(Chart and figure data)
-- begin --

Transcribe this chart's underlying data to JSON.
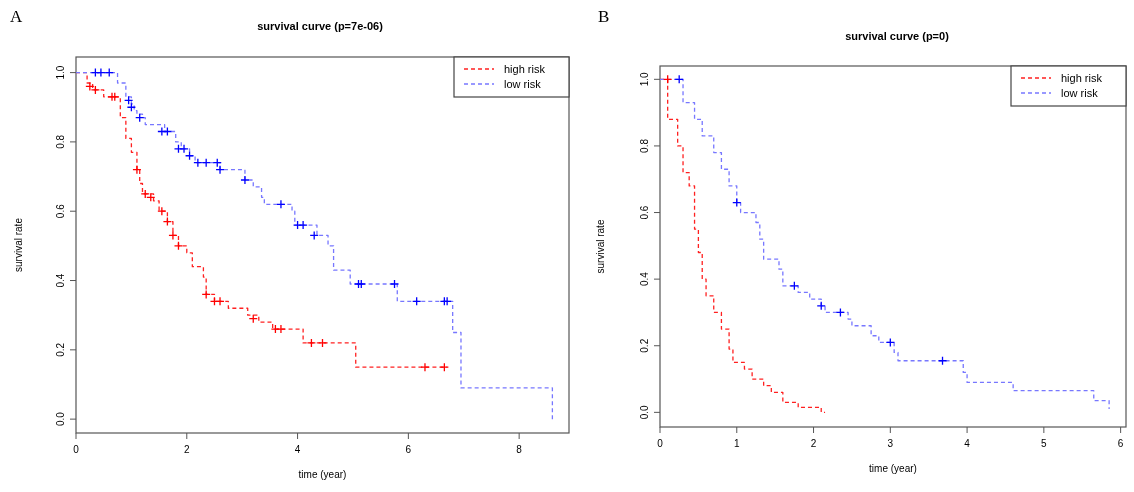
{
  "chart_data": [
    {
      "type": "step",
      "title": "survival curve (p=7e-06)",
      "xlabel": "time (year)",
      "ylabel": "survival rate",
      "annotations": [
        "A"
      ],
      "xlim": [
        0,
        8.9
      ],
      "xticks": [
        0,
        2,
        4,
        6,
        8
      ],
      "ylim": [
        -0.04,
        1.045
      ],
      "yticks": [
        {
          "value": 0,
          "label": "0.0"
        },
        {
          "value": 0.2,
          "label": "0.2"
        },
        {
          "value": 0.4,
          "label": "0.4"
        },
        {
          "value": 0.6,
          "label": "0.6"
        },
        {
          "value": 0.8,
          "label": "0.8"
        },
        {
          "value": 1,
          "label": "1.0"
        }
      ],
      "legend": "top right",
      "line_style": "dashed",
      "series": [
        {
          "name": "high risk",
          "color": "#ff2020",
          "x": [
            0,
            0.2,
            0.3,
            0.5,
            0.8,
            0.9,
            1.0,
            1.1,
            1.15,
            1.2,
            1.4,
            1.5,
            1.65,
            1.75,
            1.85,
            2.0,
            2.1,
            2.3,
            2.35,
            2.5,
            2.75,
            3.1,
            3.3,
            3.55,
            4.1,
            5.05,
            6.7
          ],
          "values": [
            1.0,
            0.97,
            0.95,
            0.93,
            0.87,
            0.81,
            0.77,
            0.72,
            0.68,
            0.65,
            0.63,
            0.6,
            0.57,
            0.53,
            0.5,
            0.48,
            0.44,
            0.41,
            0.36,
            0.34,
            0.32,
            0.3,
            0.28,
            0.26,
            0.22,
            0.15,
            0.15
          ]
        },
        {
          "name": "low risk",
          "color": "#7777ff",
          "x": [
            0,
            0.75,
            0.9,
            1.0,
            1.05,
            1.1,
            1.2,
            1.25,
            1.6,
            1.8,
            1.9,
            2.05,
            2.15,
            2.6,
            3.05,
            3.2,
            3.35,
            3.4,
            3.9,
            3.95,
            4.35,
            4.55,
            4.65,
            4.95,
            5.8,
            6.8,
            6.95,
            8.6,
            8.6
          ],
          "values": [
            1.0,
            0.97,
            0.93,
            0.91,
            0.89,
            0.88,
            0.87,
            0.85,
            0.83,
            0.8,
            0.78,
            0.76,
            0.74,
            0.72,
            0.69,
            0.67,
            0.64,
            0.62,
            0.6,
            0.56,
            0.53,
            0.5,
            0.43,
            0.39,
            0.34,
            0.25,
            0.09,
            0.09,
            0
          ]
        },
        {
          "type": "scatter",
          "marker": "cross",
          "color": "#ff0000",
          "x": [
            0.25,
            0.35,
            0.65,
            0.7,
            1.1,
            1.25,
            1.35,
            1.55,
            1.65,
            1.75,
            1.85,
            2.35,
            2.5,
            2.6,
            3.2,
            3.6,
            3.7,
            4.25,
            4.45,
            6.3,
            6.65
          ],
          "values": [
            0.96,
            0.95,
            0.93,
            0.93,
            0.72,
            0.65,
            0.64,
            0.6,
            0.57,
            0.53,
            0.5,
            0.36,
            0.34,
            0.34,
            0.29,
            0.26,
            0.26,
            0.22,
            0.22,
            0.15,
            0.15
          ]
        },
        {
          "type": "scatter",
          "marker": "cross",
          "color": "#0000ff",
          "x": [
            0.35,
            0.45,
            0.6,
            0.95,
            1.0,
            1.15,
            1.55,
            1.65,
            1.85,
            1.95,
            2.05,
            2.2,
            2.35,
            2.55,
            2.6,
            3.05,
            3.7,
            4.0,
            4.1,
            4.3,
            5.1,
            5.15,
            5.75,
            6.15,
            6.65,
            6.7
          ],
          "values": [
            1.0,
            1.0,
            1.0,
            0.92,
            0.9,
            0.87,
            0.83,
            0.83,
            0.78,
            0.78,
            0.76,
            0.74,
            0.74,
            0.74,
            0.72,
            0.69,
            0.62,
            0.56,
            0.56,
            0.53,
            0.39,
            0.39,
            0.39,
            0.34,
            0.34,
            0.34
          ]
        }
      ]
    },
    {
      "type": "step",
      "title": "survival curve (p=0)",
      "xlabel": "time (year)",
      "ylabel": "survival rate",
      "annotations": [
        "B"
      ],
      "xlim": [
        0,
        6.07
      ],
      "xticks": [
        0,
        1,
        2,
        3,
        4,
        5,
        6
      ],
      "ylim": [
        -0.044,
        1.04
      ],
      "yticks": [
        {
          "value": 0,
          "label": "0.0"
        },
        {
          "value": 0.2,
          "label": "0.2"
        },
        {
          "value": 0.4,
          "label": "0.4"
        },
        {
          "value": 0.6,
          "label": "0.6"
        },
        {
          "value": 0.8,
          "label": "0.8"
        },
        {
          "value": 1,
          "label": "1.0"
        }
      ],
      "legend": "top right",
      "line_style": "dashed",
      "series": [
        {
          "name": "high risk",
          "color": "#ff2020",
          "x": [
            0,
            0.1,
            0.23,
            0.3,
            0.38,
            0.45,
            0.5,
            0.55,
            0.6,
            0.7,
            0.8,
            0.9,
            0.95,
            1.1,
            1.2,
            1.35,
            1.45,
            1.6,
            1.8,
            2.1,
            2.15
          ],
          "values": [
            1.0,
            0.88,
            0.8,
            0.72,
            0.68,
            0.55,
            0.48,
            0.4,
            0.35,
            0.3,
            0.25,
            0.19,
            0.15,
            0.13,
            0.1,
            0.08,
            0.06,
            0.03,
            0.015,
            0.0,
            0.0
          ]
        },
        {
          "name": "low risk",
          "color": "#7777ff",
          "x": [
            0,
            0.3,
            0.45,
            0.55,
            0.7,
            0.8,
            0.9,
            1.0,
            1.05,
            1.25,
            1.3,
            1.35,
            1.55,
            1.6,
            1.8,
            1.95,
            2.1,
            2.15,
            2.45,
            2.5,
            2.75,
            2.85,
            3.05,
            3.1,
            3.95,
            4.0,
            4.6,
            5.65,
            5.85
          ],
          "values": [
            1.0,
            0.93,
            0.88,
            0.83,
            0.78,
            0.73,
            0.68,
            0.63,
            0.6,
            0.57,
            0.52,
            0.46,
            0.43,
            0.38,
            0.36,
            0.34,
            0.32,
            0.3,
            0.28,
            0.26,
            0.23,
            0.21,
            0.18,
            0.155,
            0.12,
            0.09,
            0.065,
            0.035,
            0.01
          ]
        },
        {
          "type": "scatter",
          "marker": "cross",
          "color": "#ff0000",
          "x": [
            0.1
          ],
          "values": [
            1.0
          ]
        },
        {
          "type": "scatter",
          "marker": "cross",
          "color": "#0000ff",
          "x": [
            0.25,
            1.0,
            1.75,
            2.1,
            2.35,
            3.0,
            3.68
          ],
          "values": [
            1.0,
            0.63,
            0.38,
            0.32,
            0.3,
            0.21,
            0.155
          ]
        }
      ]
    }
  ]
}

-- end --

Do not copy the pictures, but repeat every line exactly.

The reply ::
Transcribe this chart's underlying data to JSON.
{
  "chart_data": [
    {
      "type": "step",
      "title": "survival curve (p=7e-06)",
      "xlabel": "time (year)",
      "ylabel": "survival rate",
      "annotations": [
        "A"
      ],
      "xlim": [
        0,
        8.9
      ],
      "xticks": [
        0,
        2,
        4,
        6,
        8
      ],
      "ylim": [
        -0.04,
        1.045
      ],
      "yticks": [
        {
          "value": 0,
          "label": "0.0"
        },
        {
          "value": 0.2,
          "label": "0.2"
        },
        {
          "value": 0.4,
          "label": "0.4"
        },
        {
          "value": 0.6,
          "label": "0.6"
        },
        {
          "value": 0.8,
          "label": "0.8"
        },
        {
          "value": 1,
          "label": "1.0"
        }
      ],
      "legend": "top right",
      "line_style": "dashed",
      "series": [
        {
          "name": "high risk",
          "color": "#ff2020",
          "x": [
            0,
            0.2,
            0.3,
            0.5,
            0.8,
            0.9,
            1.0,
            1.1,
            1.15,
            1.2,
            1.4,
            1.5,
            1.65,
            1.75,
            1.85,
            2.0,
            2.1,
            2.3,
            2.35,
            2.5,
            2.75,
            3.1,
            3.3,
            3.55,
            4.1,
            5.05,
            6.7
          ],
          "values": [
            1.0,
            0.97,
            0.95,
            0.93,
            0.87,
            0.81,
            0.77,
            0.72,
            0.68,
            0.65,
            0.63,
            0.6,
            0.57,
            0.53,
            0.5,
            0.48,
            0.44,
            0.41,
            0.36,
            0.34,
            0.32,
            0.3,
            0.28,
            0.26,
            0.22,
            0.15,
            0.15
          ]
        },
        {
          "name": "low risk",
          "color": "#7777ff",
          "x": [
            0,
            0.75,
            0.9,
            1.0,
            1.05,
            1.1,
            1.2,
            1.25,
            1.6,
            1.8,
            1.9,
            2.05,
            2.15,
            2.6,
            3.05,
            3.2,
            3.35,
            3.4,
            3.9,
            3.95,
            4.35,
            4.55,
            4.65,
            4.95,
            5.8,
            6.8,
            6.95,
            8.6,
            8.6
          ],
          "values": [
            1.0,
            0.97,
            0.93,
            0.91,
            0.89,
            0.88,
            0.87,
            0.85,
            0.83,
            0.8,
            0.78,
            0.76,
            0.74,
            0.72,
            0.69,
            0.67,
            0.64,
            0.62,
            0.6,
            0.56,
            0.53,
            0.5,
            0.43,
            0.39,
            0.34,
            0.25,
            0.09,
            0.09,
            0
          ]
        },
        {
          "type": "scatter",
          "marker": "cross",
          "color": "#ff0000",
          "x": [
            0.25,
            0.35,
            0.65,
            0.7,
            1.1,
            1.25,
            1.35,
            1.55,
            1.65,
            1.75,
            1.85,
            2.35,
            2.5,
            2.6,
            3.2,
            3.6,
            3.7,
            4.25,
            4.45,
            6.3,
            6.65
          ],
          "values": [
            0.96,
            0.95,
            0.93,
            0.93,
            0.72,
            0.65,
            0.64,
            0.6,
            0.57,
            0.53,
            0.5,
            0.36,
            0.34,
            0.34,
            0.29,
            0.26,
            0.26,
            0.22,
            0.22,
            0.15,
            0.15
          ]
        },
        {
          "type": "scatter",
          "marker": "cross",
          "color": "#0000ff",
          "x": [
            0.35,
            0.45,
            0.6,
            0.95,
            1.0,
            1.15,
            1.55,
            1.65,
            1.85,
            1.95,
            2.05,
            2.2,
            2.35,
            2.55,
            2.6,
            3.05,
            3.7,
            4.0,
            4.1,
            4.3,
            5.1,
            5.15,
            5.75,
            6.15,
            6.65,
            6.7
          ],
          "values": [
            1.0,
            1.0,
            1.0,
            0.92,
            0.9,
            0.87,
            0.83,
            0.83,
            0.78,
            0.78,
            0.76,
            0.74,
            0.74,
            0.74,
            0.72,
            0.69,
            0.62,
            0.56,
            0.56,
            0.53,
            0.39,
            0.39,
            0.39,
            0.34,
            0.34,
            0.34
          ]
        }
      ]
    },
    {
      "type": "step",
      "title": "survival curve (p=0)",
      "xlabel": "time (year)",
      "ylabel": "survival rate",
      "annotations": [
        "B"
      ],
      "xlim": [
        0,
        6.07
      ],
      "xticks": [
        0,
        1,
        2,
        3,
        4,
        5,
        6
      ],
      "ylim": [
        -0.044,
        1.04
      ],
      "yticks": [
        {
          "value": 0,
          "label": "0.0"
        },
        {
          "value": 0.2,
          "label": "0.2"
        },
        {
          "value": 0.4,
          "label": "0.4"
        },
        {
          "value": 0.6,
          "label": "0.6"
        },
        {
          "value": 0.8,
          "label": "0.8"
        },
        {
          "value": 1,
          "label": "1.0"
        }
      ],
      "legend": "top right",
      "line_style": "dashed",
      "series": [
        {
          "name": "high risk",
          "color": "#ff2020",
          "x": [
            0,
            0.1,
            0.23,
            0.3,
            0.38,
            0.45,
            0.5,
            0.55,
            0.6,
            0.7,
            0.8,
            0.9,
            0.95,
            1.1,
            1.2,
            1.35,
            1.45,
            1.6,
            1.8,
            2.1,
            2.15
          ],
          "values": [
            1.0,
            0.88,
            0.8,
            0.72,
            0.68,
            0.55,
            0.48,
            0.4,
            0.35,
            0.3,
            0.25,
            0.19,
            0.15,
            0.13,
            0.1,
            0.08,
            0.06,
            0.03,
            0.015,
            0.0,
            0.0
          ]
        },
        {
          "name": "low risk",
          "color": "#7777ff",
          "x": [
            0,
            0.3,
            0.45,
            0.55,
            0.7,
            0.8,
            0.9,
            1.0,
            1.05,
            1.25,
            1.3,
            1.35,
            1.55,
            1.6,
            1.8,
            1.95,
            2.1,
            2.15,
            2.45,
            2.5,
            2.75,
            2.85,
            3.05,
            3.1,
            3.95,
            4.0,
            4.6,
            5.65,
            5.85
          ],
          "values": [
            1.0,
            0.93,
            0.88,
            0.83,
            0.78,
            0.73,
            0.68,
            0.63,
            0.6,
            0.57,
            0.52,
            0.46,
            0.43,
            0.38,
            0.36,
            0.34,
            0.32,
            0.3,
            0.28,
            0.26,
            0.23,
            0.21,
            0.18,
            0.155,
            0.12,
            0.09,
            0.065,
            0.035,
            0.01
          ]
        },
        {
          "type": "scatter",
          "marker": "cross",
          "color": "#ff0000",
          "x": [
            0.1
          ],
          "values": [
            1.0
          ]
        },
        {
          "type": "scatter",
          "marker": "cross",
          "color": "#0000ff",
          "x": [
            0.25,
            1.0,
            1.75,
            2.1,
            2.35,
            3.0,
            3.68
          ],
          "values": [
            1.0,
            0.63,
            0.38,
            0.32,
            0.3,
            0.21,
            0.155
          ]
        }
      ]
    }
  ]
}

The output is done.